— BEGIN Data for processing —

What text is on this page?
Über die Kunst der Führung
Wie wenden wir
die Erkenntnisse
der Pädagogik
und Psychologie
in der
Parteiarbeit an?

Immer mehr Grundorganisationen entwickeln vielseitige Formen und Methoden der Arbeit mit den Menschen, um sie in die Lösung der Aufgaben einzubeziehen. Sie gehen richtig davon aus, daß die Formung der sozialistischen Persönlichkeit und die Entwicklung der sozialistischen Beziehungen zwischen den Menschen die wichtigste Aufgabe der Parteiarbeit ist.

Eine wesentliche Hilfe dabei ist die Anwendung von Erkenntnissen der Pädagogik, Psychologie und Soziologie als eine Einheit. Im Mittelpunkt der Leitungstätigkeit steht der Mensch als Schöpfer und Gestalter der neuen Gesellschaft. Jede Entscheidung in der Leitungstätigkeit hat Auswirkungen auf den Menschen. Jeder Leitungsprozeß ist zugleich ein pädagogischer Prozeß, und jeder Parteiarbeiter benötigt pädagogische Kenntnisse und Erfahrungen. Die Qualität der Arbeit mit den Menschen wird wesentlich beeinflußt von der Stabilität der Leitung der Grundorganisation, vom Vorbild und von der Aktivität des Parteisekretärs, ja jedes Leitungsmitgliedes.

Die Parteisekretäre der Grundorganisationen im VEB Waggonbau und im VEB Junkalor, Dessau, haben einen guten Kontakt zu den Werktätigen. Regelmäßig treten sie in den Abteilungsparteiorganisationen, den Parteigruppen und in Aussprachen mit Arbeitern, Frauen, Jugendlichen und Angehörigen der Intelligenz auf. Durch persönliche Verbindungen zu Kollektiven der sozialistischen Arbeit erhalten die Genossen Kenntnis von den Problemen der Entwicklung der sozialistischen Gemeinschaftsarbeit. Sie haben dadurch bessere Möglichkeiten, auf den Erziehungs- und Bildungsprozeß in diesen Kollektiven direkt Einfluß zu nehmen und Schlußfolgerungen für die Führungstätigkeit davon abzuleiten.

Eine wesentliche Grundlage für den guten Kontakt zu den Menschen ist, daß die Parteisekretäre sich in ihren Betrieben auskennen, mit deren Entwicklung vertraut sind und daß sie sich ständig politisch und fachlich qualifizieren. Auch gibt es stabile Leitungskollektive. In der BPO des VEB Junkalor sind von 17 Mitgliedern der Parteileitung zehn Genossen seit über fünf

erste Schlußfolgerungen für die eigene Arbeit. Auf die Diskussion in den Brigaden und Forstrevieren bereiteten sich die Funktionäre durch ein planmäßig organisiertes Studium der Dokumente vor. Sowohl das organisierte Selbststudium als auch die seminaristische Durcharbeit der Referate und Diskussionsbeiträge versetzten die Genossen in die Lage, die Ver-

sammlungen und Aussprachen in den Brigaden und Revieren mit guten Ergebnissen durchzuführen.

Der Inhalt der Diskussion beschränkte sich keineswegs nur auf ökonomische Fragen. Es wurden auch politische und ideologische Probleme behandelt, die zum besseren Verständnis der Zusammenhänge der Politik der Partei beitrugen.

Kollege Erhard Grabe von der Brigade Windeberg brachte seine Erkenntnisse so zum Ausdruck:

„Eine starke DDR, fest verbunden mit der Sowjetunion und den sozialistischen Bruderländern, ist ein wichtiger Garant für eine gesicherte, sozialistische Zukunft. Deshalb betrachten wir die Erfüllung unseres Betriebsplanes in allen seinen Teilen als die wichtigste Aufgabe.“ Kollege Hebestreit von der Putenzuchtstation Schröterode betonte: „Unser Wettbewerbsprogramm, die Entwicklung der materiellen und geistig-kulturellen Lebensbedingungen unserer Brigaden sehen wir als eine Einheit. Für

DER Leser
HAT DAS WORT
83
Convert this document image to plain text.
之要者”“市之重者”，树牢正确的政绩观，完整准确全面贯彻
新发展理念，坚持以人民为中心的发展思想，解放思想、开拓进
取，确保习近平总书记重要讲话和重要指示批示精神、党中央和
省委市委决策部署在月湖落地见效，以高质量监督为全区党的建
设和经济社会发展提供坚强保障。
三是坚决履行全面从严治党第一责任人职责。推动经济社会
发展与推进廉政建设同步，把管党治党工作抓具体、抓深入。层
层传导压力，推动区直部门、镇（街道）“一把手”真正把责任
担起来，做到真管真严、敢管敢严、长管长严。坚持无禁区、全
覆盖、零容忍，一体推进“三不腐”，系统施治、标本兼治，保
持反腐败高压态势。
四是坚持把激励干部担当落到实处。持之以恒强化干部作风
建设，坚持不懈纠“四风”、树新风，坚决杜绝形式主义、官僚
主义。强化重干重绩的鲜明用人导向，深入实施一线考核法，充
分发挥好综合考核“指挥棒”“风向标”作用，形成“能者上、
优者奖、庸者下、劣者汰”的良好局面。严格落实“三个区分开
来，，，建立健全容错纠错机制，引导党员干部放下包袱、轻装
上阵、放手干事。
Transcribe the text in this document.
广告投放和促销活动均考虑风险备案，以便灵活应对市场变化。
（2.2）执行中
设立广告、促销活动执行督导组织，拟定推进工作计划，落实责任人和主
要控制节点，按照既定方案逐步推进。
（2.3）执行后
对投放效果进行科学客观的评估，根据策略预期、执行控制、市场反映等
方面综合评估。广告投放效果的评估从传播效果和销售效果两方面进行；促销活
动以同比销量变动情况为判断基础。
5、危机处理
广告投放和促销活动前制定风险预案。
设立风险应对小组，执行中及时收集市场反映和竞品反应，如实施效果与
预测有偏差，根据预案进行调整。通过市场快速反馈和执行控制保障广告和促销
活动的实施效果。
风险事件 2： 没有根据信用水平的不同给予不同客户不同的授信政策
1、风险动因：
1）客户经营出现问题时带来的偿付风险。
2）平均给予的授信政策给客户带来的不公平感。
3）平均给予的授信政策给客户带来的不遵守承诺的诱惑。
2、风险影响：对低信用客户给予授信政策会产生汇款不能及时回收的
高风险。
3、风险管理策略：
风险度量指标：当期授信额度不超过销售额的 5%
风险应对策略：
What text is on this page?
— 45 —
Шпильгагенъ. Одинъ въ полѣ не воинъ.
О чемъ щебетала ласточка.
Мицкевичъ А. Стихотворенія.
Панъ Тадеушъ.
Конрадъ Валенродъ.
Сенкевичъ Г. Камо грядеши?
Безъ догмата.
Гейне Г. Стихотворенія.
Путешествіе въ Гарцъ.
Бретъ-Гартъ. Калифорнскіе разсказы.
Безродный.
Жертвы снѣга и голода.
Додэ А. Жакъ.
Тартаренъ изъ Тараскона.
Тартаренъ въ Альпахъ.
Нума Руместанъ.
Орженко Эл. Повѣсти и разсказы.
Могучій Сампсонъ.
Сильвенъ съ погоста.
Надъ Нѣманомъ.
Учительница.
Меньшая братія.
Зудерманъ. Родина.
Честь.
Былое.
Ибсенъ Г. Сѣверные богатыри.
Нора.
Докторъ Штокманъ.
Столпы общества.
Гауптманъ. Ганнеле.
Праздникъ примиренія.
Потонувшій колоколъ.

— END Data for processing —

Restate the whole listing exactly.

What text is on this page?
Über die Kunst der Führung
Wie wenden wir
die Erkenntnisse
der Pädagogik
und Psychologie
in der
Parteiarbeit an?

Immer mehr Grundorganisationen entwickeln vielseitige Formen und Methoden der Arbeit mit den Menschen, um sie in die Lösung der Aufgaben einzubeziehen. Sie gehen richtig davon aus, daß die Formung der sozialistischen Persönlichkeit und die Entwicklung der sozialistischen Beziehungen zwischen den Menschen die wichtigste Aufgabe der Parteiarbeit ist.

Eine wesentliche Hilfe dabei ist die Anwendung von Erkenntnissen der Pädagogik, Psychologie und Soziologie als eine Einheit. Im Mittelpunkt der Leitungstätigkeit steht der Mensch als Schöpfer und Gestalter der neuen Gesellschaft. Jede Entscheidung in der Leitungstätigkeit hat Auswirkungen auf den Menschen. Jeder Leitungsprozeß ist zugleich ein pädagogischer Prozeß, und jeder Parteiarbeiter benötigt pädagogische Kenntnisse und Erfahrungen. Die Qualität der Arbeit mit den Menschen wird wesentlich beeinflußt von der Stabilität der Leitung der Grundorganisation, vom Vorbild und von der Aktivität des Parteisekretärs, ja jedes Leitungsmitgliedes.

Die Parteisekretäre der Grundorganisationen im VEB Waggonbau und im VEB Junkalor, Dessau, haben einen guten Kontakt zu den Werktätigen. Regelmäßig treten sie in den Abteilungsparteiorganisationen, den Parteigruppen und in Aussprachen mit Arbeitern, Frauen, Jugendlichen und Angehörigen der Intelligenz auf. Durch persönliche Verbindungen zu Kollektiven der sozialistischen Arbeit erhalten die Genossen Kenntnis von den Problemen der Entwicklung der sozialistischen Gemeinschaftsarbeit. Sie haben dadurch bessere Möglichkeiten, auf den Erziehungs- und Bildungsprozeß in diesen Kollektiven direkt Einfluß zu nehmen und Schlußfolgerungen für die Führungstätigkeit davon abzuleiten.

Eine wesentliche Grundlage für den guten Kontakt zu den Menschen ist, daß die Parteisekretäre sich in ihren Betrieben auskennen, mit deren Entwicklung vertraut sind und daß sie sich ständig politisch und fachlich qualifizieren. Auch gibt es stabile Leitungskollektive. In der BPO des VEB Junkalor sind von 17 Mitgliedern der Parteileitung zehn Genossen seit über fünf

erste Schlußfolgerungen für die eigene Arbeit. Auf die Diskussion in den Brigaden und Forstrevieren bereiteten sich die Funktionäre durch ein planmäßig organisiertes Studium der Dokumente vor. Sowohl das organisierte Selbststudium als auch die seminaristische Durcharbeit der Referate und Diskussionsbeiträge versetzten die Genossen in die Lage, die Ver-

sammlungen und Aussprachen in den Brigaden und Revieren mit guten Ergebnissen durchzuführen.

Der Inhalt der Diskussion beschränkte sich keineswegs nur auf ökonomische Fragen. Es wurden auch politische und ideologische Probleme behandelt, die zum besseren Verständnis der Zusammenhänge der Politik der Partei beitrugen.

Kollege Erhard Grabe von der Brigade Windeberg brachte seine Erkenntnisse so zum Ausdruck:

„Eine starke DDR, fest verbunden mit der Sowjetunion und den sozialistischen Bruderländern, ist ein wichtiger Garant für eine gesicherte, sozialistische Zukunft. Deshalb betrachten wir die Erfüllung unseres Betriebsplanes in allen seinen Teilen als die wichtigste Aufgabe.“ Kollege Hebestreit von der Putenzuchtstation Schröterode betonte: „Unser Wettbewerbsprogramm, die Entwicklung der materiellen und geistig-kulturellen Lebensbedingungen unserer Brigaden sehen wir als eine Einheit. Für

DER Leser
HAT DAS WORT
83
Convert this document image to plain text.
之要者”“市之重者”，树牢正确的政绩观，完整准确全面贯彻
新发展理念，坚持以人民为中心的发展思想，解放思想、开拓进
取，确保习近平总书记重要讲话和重要指示批示精神、党中央和
省委市委决策部署在月湖落地见效，以高质量监督为全区党的建
设和经济社会发展提供坚强保障。
三是坚决履行全面从严治党第一责任人职责。推动经济社会
发展与推进廉政建设同步，把管党治党工作抓具体、抓深入。层
层传导压力，推动区直部门、镇（街道）“一把手”真正把责任
担起来，做到真管真严、敢管敢严、长管长严。坚持无禁区、全
覆盖、零容忍，一体推进“三不腐”，系统施治、标本兼治，保
持反腐败高压态势。
四是坚持把激励干部担当落到实处。持之以恒强化干部作风
建设，坚持不懈纠“四风”、树新风，坚决杜绝形式主义、官僚
主义。强化重干重绩的鲜明用人导向，深入实施一线考核法，充
分发挥好综合考核“指挥棒”“风向标”作用，形成“能者上、
优者奖、庸者下、劣者汰”的良好局面。严格落实“三个区分开
来，，，建立健全容错纠错机制，引导党员干部放下包袱、轻装
上阵、放手干事。
Transcribe the text in this document.
广告投放和促销活动均考虑风险备案，以便灵活应对市场变化。
（2.2）执行中
设立广告、促销活动执行督导组织，拟定推进工作计划，落实责任人和主
要控制节点，按照既定方案逐步推进。
（2.3）执行后
对投放效果进行科学客观的评估，根据策略预期、执行控制、市场反映等
方面综合评估。广告投放效果的评估从传播效果和销售效果两方面进行；促销活
动以同比销量变动情况为判断基础。
5、危机处理
广告投放和促销活动前制定风险预案。
设立风险应对小组，执行中及时收集市场反映和竞品反应，如实施效果与
预测有偏差，根据预案进行调整。通过市场快速反馈和执行控制保障广告和促销
活动的实施效果。
风险事件 2： 没有根据信用水平的不同给予不同客户不同的授信政策
1、风险动因：
1）客户经营出现问题时带来的偿付风险。
2）平均给予的授信政策给客户带来的不公平感。
3）平均给予的授信政策给客户带来的不遵守承诺的诱惑。
2、风险影响：对低信用客户给予授信政策会产生汇款不能及时回收的
高风险。
3、风险管理策略：
风险度量指标：当期授信额度不超过销售额的 5%
风险应对策略：
What text is on this page?
— 45 —
Шпильгагенъ. Одинъ въ полѣ не воинъ.
О чемъ щебетала ласточка.
Мицкевичъ А. Стихотворенія.
Панъ Тадеушъ.
Конрадъ Валенродъ.
Сенкевичъ Г. Камо грядеши?
Безъ догмата.
Гейне Г. Стихотворенія.
Путешествіе въ Гарцъ.
Бретъ-Гартъ. Калифорнскіе разсказы.
Безродный.
Жертвы снѣга и голода.
Додэ А. Жакъ.
Тартаренъ изъ Тараскона.
Тартаренъ въ Альпахъ.
Нума Руместанъ.
Орженко Эл. Повѣсти и разсказы.
Могучій Сампсонъ.
Сильвенъ съ погоста.
Надъ Нѣманомъ.
Учительница.
Меньшая братія.
Зудерманъ. Родина.
Честь.
Былое.
Ибсенъ Г. Сѣверные богатыри.
Нора.
Докторъ Штокманъ.
Столпы общества.
Гауптманъ. Ганнеле.
Праздникъ примиренія.
Потонувшій колоколъ.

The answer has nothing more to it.